**PROBLEMS**:
1. Name the film franchises the Catching Fire review gives as examples in its first paragraph.
2. Reproduce the passage of the Catching Fire review from "Dir: Francis Lawrence" to "like second prize.", word for word.

**EXCERPT**:
—————

The Hunger Games:

Catching Fire (12A)

Dir: Francis Lawrence

With: Jennifer Lawrence, Josh Hutcherson, Liam Hemsworth

Runtime: 146 minutes

WHILE many a mighty beast has stomped through cinema over the years - King Kong, Godzilla, Russell Crowe's ego - none can compare in box office terms to The Franchise. From Star Wars and Harry Potter to The Lord of the Rings and Twilight, the franchise has kept studio balance sheets in the pink and highly tickled. Assemble the right formula, and the franchise can make Willy Wonka's golden ticket look like second prize.

The Hunger Games: Catching Fire, part two in the series, confirms that Suzanne Collins's best-selling creation has the right stuff to be another book to movie smash. Though ridiculously long at just under two and a half hours, Catching Fire finds the tale of a dystopian America of haves and have nots heating up nicely. By the time of the next instalments (as with Harry Potter and Twilight, the finale is in two parts, the better to keep the tills ringing for longer), oven gloves might be required to handle the tickets.

The main reason behind its success can be spied in the opening scene of Francis Lawrence's future set thriller. Katniss Everdeen (Jennifer Lawrence, no relation) is back in her beloved forest, safe after her victory in the first Hunger Games (2012). She is not, however, the teenager she used to be. On her shoulders is a weight of guilt and in her mind is a catalogue of terrifying flashbacks to the fight to the death she has just survived. As if to ram home the point that this teenager is now a war veteran of sorts, Katniss is seen lost in a thousand yard stare.

A meeting with the country's leader, President Snow (a brilliantly chilly Donald Sutherland), snaps her out of the reverie. The president is not happy. There are murmurings of rebellion in the Districts, the enslaved regions that keep the citizens of The Capitol in the vulgar style to which they have become accustomed. Katniss, whose own rebellion in the Games started the murmurings, must be seen to toe the Capitol's line, so she and Peeta (Josh Hutcherson), are forced to go on a victory tour.

—————

**Extracted data entries**:
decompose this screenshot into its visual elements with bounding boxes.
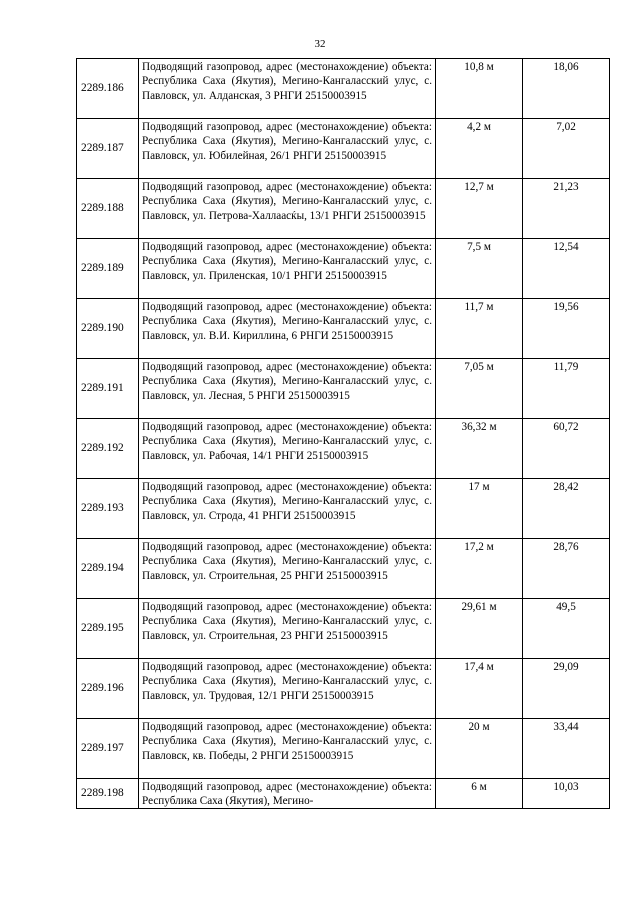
row-length: 36,32 м bbox=[436, 419, 523, 479]
row-number: 2289.194 bbox=[77, 539, 139, 599]
row-description bbox=[139, 779, 436, 809]
row-description: Подводящий газопровод, адрес (местонахождение) объекта: Республика Саха (Якутия), Мегино-Кангаласский улус, с. Павловск, ул. Юбилейная, 26/1 РНГИ 25150003915 bbox=[139, 119, 436, 179]
table-row bbox=[77, 179, 610, 239]
row-number: 2289.187 bbox=[77, 119, 139, 179]
row-number: 2289.192 bbox=[77, 419, 139, 479]
row-description: Подводящий газопровод, адрес (местонахождение) объекта: Республика Саха (Якутия), Мегино-Кангаласский улус, с. Павловск, ул. Трудовая, 12/1 РНГИ 25150003915 bbox=[139, 659, 436, 719]
row-value: 29,09 bbox=[523, 659, 610, 719]
row-number: 2289.198 bbox=[77, 779, 139, 809]
table-row bbox=[77, 359, 610, 419]
table-row bbox=[77, 239, 610, 299]
table-row bbox=[77, 719, 610, 779]
row-description: Подводящий газопровод, адрес (местонахождение) объекта: Республика Саха (Якутия), Мегино-Кангаласский улус, с. Павловск, ул. Лесная, 5 РНГИ 25150003915 bbox=[139, 359, 436, 419]
table-row bbox=[77, 659, 610, 719]
row-value: 21,23 bbox=[523, 179, 610, 239]
row-value: 19,56 bbox=[523, 299, 610, 359]
table-row bbox=[77, 779, 610, 809]
row-length: 7,5 м bbox=[436, 239, 523, 299]
table-row bbox=[77, 299, 610, 359]
row-description: Подводящий газопровод, адрес (местонахождение) объекта: Республика Саха (Якутия), Мегино-Кангаласский улус, с. Павловск, ул. Строда, 41 РНГИ 25150003915 bbox=[139, 479, 436, 539]
row-description: Подводящий газопровод, адрес (местонахождение) объекта: Республика Саха (Якутия), Мегино-Кангаласский улус, с. Павловск, ул. Приленская, 10/1 РНГИ 25150003915 bbox=[139, 239, 436, 299]
table-row bbox=[77, 119, 610, 179]
row-number: 2289.193 bbox=[77, 479, 139, 539]
row-value: 28,76 bbox=[523, 539, 610, 599]
row-length: 10,8 м bbox=[436, 59, 523, 119]
row-number: 2289.197 bbox=[77, 719, 139, 779]
table-row bbox=[77, 479, 610, 539]
row-description: Подводящий газопровод, адрес (местонахождение) объекта: Республика Саха (Якутия), Мегино-Кангаласский улус, с. Павловск, ул. В.И. Кириллина, 6 РНГИ 25150003915 bbox=[139, 299, 436, 359]
row-description-text: Подводящий газопровод, адрес (местонахождение) объекта: Республика Саха (Якутия), Мегино- bbox=[142, 781, 432, 808]
row-description: Подводящий газопровод, адрес (местонахождение) объекта: Республика Саха (Якутия), Мегино-Кангаласский улус, с. Павловск, ул. Петрова-Халлаасќы, 13/1 РНГИ 25150003915 bbox=[139, 179, 436, 239]
row-length: 17 м bbox=[436, 479, 523, 539]
row-length: 29,61 м bbox=[436, 599, 523, 659]
row-value: 10,03 bbox=[523, 779, 610, 809]
row-value: 11,79 bbox=[523, 359, 610, 419]
table-row bbox=[77, 599, 610, 659]
property-table bbox=[76, 58, 610, 809]
row-length: 6 м bbox=[436, 779, 523, 809]
row-value: 28,42 bbox=[523, 479, 610, 539]
row-length: 7,05 м bbox=[436, 359, 523, 419]
row-number: 2289.188 bbox=[77, 179, 139, 239]
row-value: 60,72 bbox=[523, 419, 610, 479]
row-length: 20 м bbox=[436, 719, 523, 779]
row-length: 4,2 м bbox=[436, 119, 523, 179]
row-value: 49,5 bbox=[523, 599, 610, 659]
row-number: 2289.189 bbox=[77, 239, 139, 299]
row-value: 33,44 bbox=[523, 719, 610, 779]
row-number: 2289.186 bbox=[77, 59, 139, 119]
row-length: 17,2 м bbox=[436, 539, 523, 599]
row-description: Подводящий газопровод, адрес (местонахождение) объекта: Республика Саха (Якутия), Мегино-Кангаласский улус, с. Павловск, кв. Победы, 2 РНГИ 25150003915 bbox=[139, 719, 436, 779]
row-description: Подводящий газопровод, адрес (местонахождение) объекта: Республика Саха (Якутия), Мегино-Кангаласский улус, с. Павловск, ул. Строительная, 25 РНГИ 25150003915 bbox=[139, 539, 436, 599]
row-number: 2289.191 bbox=[77, 359, 139, 419]
table-row bbox=[77, 59, 610, 119]
page-number: 32 bbox=[314, 38, 326, 50]
row-length: 11,7 м bbox=[436, 299, 523, 359]
row-length: 17,4 м bbox=[436, 659, 523, 719]
row-description: Подводящий газопровод, адрес (местонахождение) объекта: Республика Саха (Якутия), Мегино-Кангаласский улус, с. Павловск, ул. Рабочая, 14/1 РНГИ 25150003915 bbox=[139, 419, 436, 479]
row-number: 2289.196 bbox=[77, 659, 139, 719]
row-number: 2289.190 bbox=[77, 299, 139, 359]
row-value: 12,54 bbox=[523, 239, 610, 299]
table-row bbox=[77, 419, 610, 479]
row-description: Подводящий газопровод, адрес (местонахождение) объекта: Республика Саха (Якутия), Мегино-Кангаласский улус, с. Павловск, ул. Строительная, 23 РНГИ 25150003915 bbox=[139, 599, 436, 659]
row-value: 7,02 bbox=[523, 119, 610, 179]
row-description: Подводящий газопровод, адрес (местонахождение) объекта: Республика Саха (Якутия), Мегино-Кангаласский улус, с. Павловск, ул. Алданская, 3 РНГИ 25150003915 bbox=[139, 59, 436, 119]
row-value: 18,06 bbox=[523, 59, 610, 119]
row-length: 12,7 м bbox=[436, 179, 523, 239]
row-number: 2289.195 bbox=[77, 599, 139, 659]
table-row bbox=[77, 539, 610, 599]
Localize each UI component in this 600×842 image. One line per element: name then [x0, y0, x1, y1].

—————

**ANSWERS PROVIDED**:
1. Star Wars, Harry Potter, The Lord of the Rings, Twilight

2.
Dir: Francis Lawrence

With: Jennifer Lawrence, Josh Hutcherson, Liam Hemsworth

Runtime: 146 minutes

WHILE many a mighty beast has stomped through cinema over the years - King Kong, Godzilla, Russell Crowe's ego - none can compare in box office terms to The Franchise. From Star Wars and Harry Potter to The Lord of the Rings and Twilight, the franchise has kept studio balance sheets in the pink and highly tickled. Assemble the right formula, and the franchise can make Willy Wonka's golden ticket look like second prize.